### Set exercise
Search the material below for the word "true". Copy every line that has it.

### Supplied material
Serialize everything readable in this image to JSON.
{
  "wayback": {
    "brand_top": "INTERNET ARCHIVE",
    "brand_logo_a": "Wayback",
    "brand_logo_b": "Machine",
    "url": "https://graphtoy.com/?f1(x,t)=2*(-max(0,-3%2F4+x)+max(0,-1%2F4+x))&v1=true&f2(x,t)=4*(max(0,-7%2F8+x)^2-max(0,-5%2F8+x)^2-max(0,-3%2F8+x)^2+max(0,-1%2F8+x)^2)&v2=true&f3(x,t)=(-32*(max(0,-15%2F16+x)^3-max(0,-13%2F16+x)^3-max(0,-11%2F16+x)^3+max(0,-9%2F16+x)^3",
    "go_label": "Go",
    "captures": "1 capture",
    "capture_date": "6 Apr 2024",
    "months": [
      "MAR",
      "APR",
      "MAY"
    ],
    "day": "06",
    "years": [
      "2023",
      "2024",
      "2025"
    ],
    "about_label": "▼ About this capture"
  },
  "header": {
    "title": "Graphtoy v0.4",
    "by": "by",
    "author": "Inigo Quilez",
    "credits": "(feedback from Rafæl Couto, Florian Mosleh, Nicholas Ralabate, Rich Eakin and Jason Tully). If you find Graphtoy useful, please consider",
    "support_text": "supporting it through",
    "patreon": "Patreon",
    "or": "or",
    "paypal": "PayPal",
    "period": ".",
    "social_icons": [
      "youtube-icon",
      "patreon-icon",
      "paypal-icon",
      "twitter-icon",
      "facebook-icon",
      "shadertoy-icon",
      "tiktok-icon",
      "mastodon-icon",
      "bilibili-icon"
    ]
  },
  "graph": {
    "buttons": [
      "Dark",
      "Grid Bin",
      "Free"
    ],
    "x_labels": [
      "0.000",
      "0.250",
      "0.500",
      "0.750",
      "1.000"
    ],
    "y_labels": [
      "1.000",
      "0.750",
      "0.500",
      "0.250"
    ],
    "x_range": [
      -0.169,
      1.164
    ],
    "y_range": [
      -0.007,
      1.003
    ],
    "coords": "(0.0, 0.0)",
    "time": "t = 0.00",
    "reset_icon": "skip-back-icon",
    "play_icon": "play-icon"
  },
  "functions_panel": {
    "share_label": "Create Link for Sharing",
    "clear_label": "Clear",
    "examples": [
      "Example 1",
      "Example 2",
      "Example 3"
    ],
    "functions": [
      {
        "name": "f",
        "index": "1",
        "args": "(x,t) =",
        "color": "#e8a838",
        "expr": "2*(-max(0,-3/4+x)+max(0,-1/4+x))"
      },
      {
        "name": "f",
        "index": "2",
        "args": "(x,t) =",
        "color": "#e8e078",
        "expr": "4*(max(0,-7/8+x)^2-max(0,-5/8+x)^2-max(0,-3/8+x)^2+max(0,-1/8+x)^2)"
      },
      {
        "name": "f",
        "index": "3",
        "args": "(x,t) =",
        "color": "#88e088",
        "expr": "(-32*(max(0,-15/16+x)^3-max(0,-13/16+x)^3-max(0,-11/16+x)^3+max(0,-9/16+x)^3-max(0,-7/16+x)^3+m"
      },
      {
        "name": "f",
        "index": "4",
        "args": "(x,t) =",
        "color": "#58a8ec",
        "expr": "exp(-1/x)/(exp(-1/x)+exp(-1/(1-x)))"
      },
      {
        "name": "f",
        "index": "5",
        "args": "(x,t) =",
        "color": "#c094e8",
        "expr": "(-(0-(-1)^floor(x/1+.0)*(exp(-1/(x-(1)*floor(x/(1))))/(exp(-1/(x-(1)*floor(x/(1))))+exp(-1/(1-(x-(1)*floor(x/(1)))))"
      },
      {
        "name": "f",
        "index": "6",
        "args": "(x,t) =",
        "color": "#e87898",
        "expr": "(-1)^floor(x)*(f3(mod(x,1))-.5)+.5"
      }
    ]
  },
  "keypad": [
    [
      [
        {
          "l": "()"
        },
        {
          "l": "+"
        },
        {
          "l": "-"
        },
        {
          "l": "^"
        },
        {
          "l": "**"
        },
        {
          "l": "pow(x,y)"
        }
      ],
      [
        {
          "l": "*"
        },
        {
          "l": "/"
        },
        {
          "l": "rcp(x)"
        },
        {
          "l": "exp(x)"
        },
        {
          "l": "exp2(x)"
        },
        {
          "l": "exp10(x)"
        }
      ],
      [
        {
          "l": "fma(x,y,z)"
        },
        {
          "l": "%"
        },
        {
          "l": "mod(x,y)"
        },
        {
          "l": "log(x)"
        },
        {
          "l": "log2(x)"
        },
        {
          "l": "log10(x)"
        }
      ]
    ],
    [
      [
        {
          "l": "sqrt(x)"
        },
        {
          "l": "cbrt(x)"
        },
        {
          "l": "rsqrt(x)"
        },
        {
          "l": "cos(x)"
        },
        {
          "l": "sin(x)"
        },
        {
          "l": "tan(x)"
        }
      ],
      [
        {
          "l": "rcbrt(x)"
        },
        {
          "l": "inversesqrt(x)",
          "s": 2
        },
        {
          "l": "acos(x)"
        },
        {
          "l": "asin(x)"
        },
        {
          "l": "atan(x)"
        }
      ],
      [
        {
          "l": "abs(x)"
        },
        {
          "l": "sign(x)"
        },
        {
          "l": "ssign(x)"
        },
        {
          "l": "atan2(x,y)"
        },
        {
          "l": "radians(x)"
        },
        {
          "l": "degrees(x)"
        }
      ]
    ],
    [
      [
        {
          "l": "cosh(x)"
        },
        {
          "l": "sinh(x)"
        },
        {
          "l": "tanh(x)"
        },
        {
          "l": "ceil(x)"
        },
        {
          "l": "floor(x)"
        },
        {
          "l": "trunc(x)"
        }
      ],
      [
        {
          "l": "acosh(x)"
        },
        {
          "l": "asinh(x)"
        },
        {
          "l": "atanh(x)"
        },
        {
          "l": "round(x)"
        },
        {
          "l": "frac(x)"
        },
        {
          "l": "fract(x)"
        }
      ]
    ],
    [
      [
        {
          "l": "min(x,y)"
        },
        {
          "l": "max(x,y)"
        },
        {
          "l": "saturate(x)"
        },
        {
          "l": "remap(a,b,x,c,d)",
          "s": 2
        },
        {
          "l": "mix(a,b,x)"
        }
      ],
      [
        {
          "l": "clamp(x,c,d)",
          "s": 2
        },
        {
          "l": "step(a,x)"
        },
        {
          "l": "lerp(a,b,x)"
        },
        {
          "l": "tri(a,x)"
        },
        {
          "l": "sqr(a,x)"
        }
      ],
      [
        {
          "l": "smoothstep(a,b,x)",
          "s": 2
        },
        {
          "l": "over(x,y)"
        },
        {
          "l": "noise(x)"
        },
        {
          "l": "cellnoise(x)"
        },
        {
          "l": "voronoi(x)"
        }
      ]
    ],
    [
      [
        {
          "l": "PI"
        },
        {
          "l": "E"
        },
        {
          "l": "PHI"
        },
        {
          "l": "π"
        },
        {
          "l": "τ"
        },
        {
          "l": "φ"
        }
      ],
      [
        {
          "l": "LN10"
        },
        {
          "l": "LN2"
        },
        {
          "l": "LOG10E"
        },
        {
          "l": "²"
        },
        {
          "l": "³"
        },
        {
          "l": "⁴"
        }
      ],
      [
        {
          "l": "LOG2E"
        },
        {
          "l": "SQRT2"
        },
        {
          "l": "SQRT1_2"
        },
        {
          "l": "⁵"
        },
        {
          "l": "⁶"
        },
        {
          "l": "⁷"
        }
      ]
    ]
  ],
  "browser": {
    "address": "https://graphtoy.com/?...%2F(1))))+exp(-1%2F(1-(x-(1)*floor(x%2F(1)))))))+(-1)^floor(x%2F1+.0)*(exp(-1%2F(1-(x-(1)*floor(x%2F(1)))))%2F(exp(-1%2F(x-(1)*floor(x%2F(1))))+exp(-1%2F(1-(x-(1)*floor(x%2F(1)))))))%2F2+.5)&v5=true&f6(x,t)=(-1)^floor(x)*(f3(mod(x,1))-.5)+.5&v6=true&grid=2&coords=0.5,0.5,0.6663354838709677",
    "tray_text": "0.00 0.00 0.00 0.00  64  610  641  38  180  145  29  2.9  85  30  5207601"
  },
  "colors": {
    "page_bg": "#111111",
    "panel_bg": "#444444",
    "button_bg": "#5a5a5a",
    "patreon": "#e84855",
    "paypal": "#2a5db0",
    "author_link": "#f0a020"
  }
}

### The answer
    "url": "https://graphtoy.com/?f1(x,t)=2*(-max(0,-3%2F4+x)+max(0,-1%2F4+x))&v1=true&f2(x,t)=4*(max(0,-7%2F8+x)^2-max(0,-5%2F8+x)^2-max(0,-3%2F8+x)^2+max(0,-1%2F8+x)^2)&v2=true&f3(x,t)=(-32*(max(0,-15%2F16+x)^3-max(0,-13%2F16+x)^3-max(0,-11%2F16+x)^3+max(0,-9%2F16+x)^3",
    "address": "https://graphtoy.com/?...%2F(1))))+exp(-1%2F(1-(x-(1)*floor(x%2F(1)))))))+(-1)^floor(x%2F1+.0)*(exp(-1%2F(1-(x-(1)*floor(x%2F(1)))))%2F(exp(-1%2F(x-(1)*floor(x%2F(1))))+exp(-1%2F(1-(x-(1)*floor(x%2F(1)))))))%2F2+.5)&v5=true&f6(x,t)=(-1)^floor(x)*(f3(mod(x,1))-.5)+.5&v6=true&grid=2&coords=0.5,0.5,0.6663354838709677",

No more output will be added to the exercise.